What is expected> Check each line of the data for "kamida" and select those that have it.

Material>
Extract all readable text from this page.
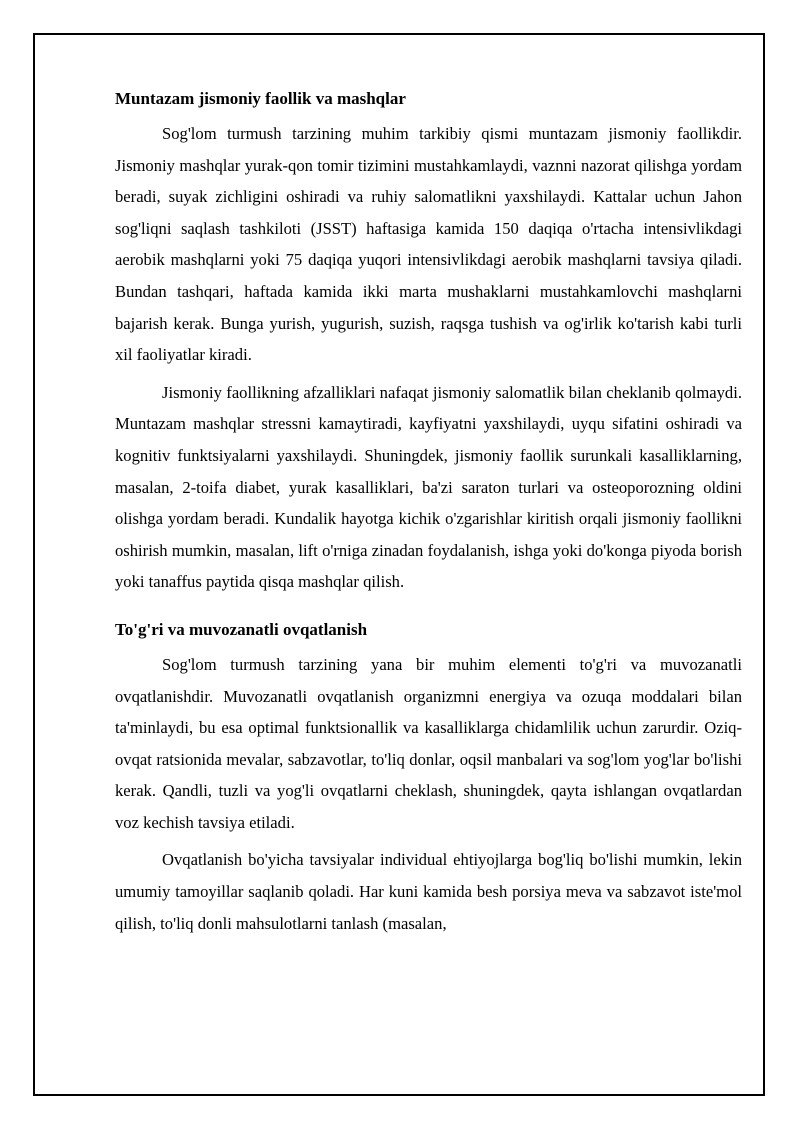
Muntazam jismoniy faollik va mashqlar

Sog'lom turmush tarzining muhim tarkibiy qismi muntazam jismoniy faollikdir. Jismoniy mashqlar yurak-qon tomir tizimini mustahkamlaydi, vaznni nazorat qilishga yordam beradi, suyak zichligini oshiradi va ruhiy salomatlikni yaxshilaydi. Kattalar uchun Jahon sog'liqni saqlash tashkiloti (JSST) haftasiga kamida 150 daqiqa o'rtacha intensivlikdagi aerobik mashqlarni yoki 75 daqiqa yuqori intensivlikdagi aerobik mashqlarni tavsiya qiladi. Bundan tashqari, haftada kamida ikki marta mushaklarni mustahkamlovchi mashqlarni bajarish kerak. Bunga yurish, yugurish, suzish, raqsga tushish va og'irlik ko'tarish kabi turli xil faoliyatlar kiradi.

Jismoniy faollikning afzalliklari nafaqat jismoniy salomatlik bilan cheklanib qolmaydi. Muntazam mashqlar stressni kamaytiradi, kayfiyatni yaxshilaydi, uyqu sifatini oshiradi va kognitiv funktsiyalarni yaxshilaydi. Shuningdek, jismoniy faollik surunkali kasalliklarning, masalan, 2-toifa diabet, yurak kasalliklari, ba'zi saraton turlari va osteoporozning oldini olishga yordam beradi. Kundalik hayotga kichik o'zgarishlar kiritish orqali jismoniy faollikni oshirish mumkin, masalan, lift o'rniga zinadan foydalanish, ishga yoki do'konga piyoda borish yoki tanaffus paytida qisqa mashqlar qilish.

To'g'ri va muvozanatli ovqatlanish

Sog'lom turmush tarzining yana bir muhim elementi to'g'ri va muvozanatli ovqatlanishdir. Muvozanatli ovqatlanish organizmni energiya va ozuqa moddalari bilan ta'minlaydi, bu esa optimal funktsionallik va kasalliklarga chidamlilik uchun zarurdir. Oziq-ovqat ratsionida mevalar, sabzavotlar, to'liq donlar, oqsil manbalari va sog'lom yog'lar bo'lishi kerak. Qandli, tuzli va yog'li ovqatlarni cheklash, shuningdek, qayta ishlangan ovqatlardan voz kechish tavsiya etiladi.

Ovqatlanish bo'yicha tavsiyalar individual ehtiyojlarga bog'liq bo'lishi mumkin, lekin umumiy tamoyillar saqlanib qoladi. Har kuni kamida besh porsiya meva va sabzavot iste'mol qilish, to'liq donli mahsulotlarni tanlash (masalan,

Answer below>
Sog'lom turmush tarzining muhim tarkibiy qismi muntazam jismoniy faollikdir. Jismoniy mashqlar yurak-qon tomir tizimini mustahkamlaydi, vaznni nazorat qilishga yordam beradi, suyak zichligini oshiradi va ruhiy salomatlikni yaxshilaydi. Kattalar uchun Jahon sog'liqni saqlash tashkiloti (JSST) haftasiga kamida 150 daqiqa o'rtacha intensivlikdagi aerobik mashqlarni yoki 75 daqiqa yuqori intensivlikdagi aerobik mashqlarni tavsiya qiladi. Bundan tashqari, haftada kamida ikki marta mushaklarni mustahkamlovchi mashqlarni bajarish kerak. Bunga yurish, yugurish, suzish, raqsga tushish va og'irlik ko'tarish kabi turli xil faoliyatlar kiradi.
Ovqatlanish bo'yicha tavsiyalar individual ehtiyojlarga bog'liq bo'lishi mumkin, lekin umumiy tamoyillar saqlanib qoladi. Har kuni kamida besh porsiya meva va sabzavot iste'mol qilish, to'liq donli mahsulotlarni tanlash (masalan,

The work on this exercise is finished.